* What you have to do
Each entry must be reproduced precisely as it stands.

* Records to process
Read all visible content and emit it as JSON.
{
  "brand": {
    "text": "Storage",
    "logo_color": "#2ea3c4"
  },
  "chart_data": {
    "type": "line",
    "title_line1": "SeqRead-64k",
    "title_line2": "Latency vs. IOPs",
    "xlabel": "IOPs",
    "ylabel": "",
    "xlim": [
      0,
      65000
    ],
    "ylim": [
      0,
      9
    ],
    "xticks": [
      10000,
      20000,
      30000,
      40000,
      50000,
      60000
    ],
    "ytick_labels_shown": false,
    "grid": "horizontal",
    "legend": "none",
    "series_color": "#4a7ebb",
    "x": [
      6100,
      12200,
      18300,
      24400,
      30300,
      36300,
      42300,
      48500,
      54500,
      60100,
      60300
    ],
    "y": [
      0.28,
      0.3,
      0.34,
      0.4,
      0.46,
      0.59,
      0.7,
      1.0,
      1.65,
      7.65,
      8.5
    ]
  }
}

* Correct answer
Read all visible content and emit it as JSON.
{
  "brand": {
    "text": "Storage",
    "logo_color": "#2ea3c4"
  },
  "chart_data": {
    "type": "line",
    "title_line1": "SeqRead-64k",
    "title_line2": "Latency vs. IOPs",
    "xlabel": "IOPs",
    "ylabel": "",
    "xlim": [
      0,
      65000
    ],
    "ylim": [
      0,
      9
    ],
    "xticks": [
      10000,
      20000,
      30000,
      40000,
      50000,
      60000
    ],
    "ytick_labels_shown": false,
    "grid": "horizontal",
    "legend": "none",
    "series_color": "#4a7ebb",
    "x": [
      6100,
      12200,
      18300,
      24400,
      30300,
      36300,
      42300,
      48500,
      54500,
      60100,
      60300
    ],
    "y": [
      0.28,
      0.3,
      0.34,
      0.4,
      0.46,
      0.59,
      0.7,
      1.0,
      1.65,
      7.65,
      8.5
    ]
  }
}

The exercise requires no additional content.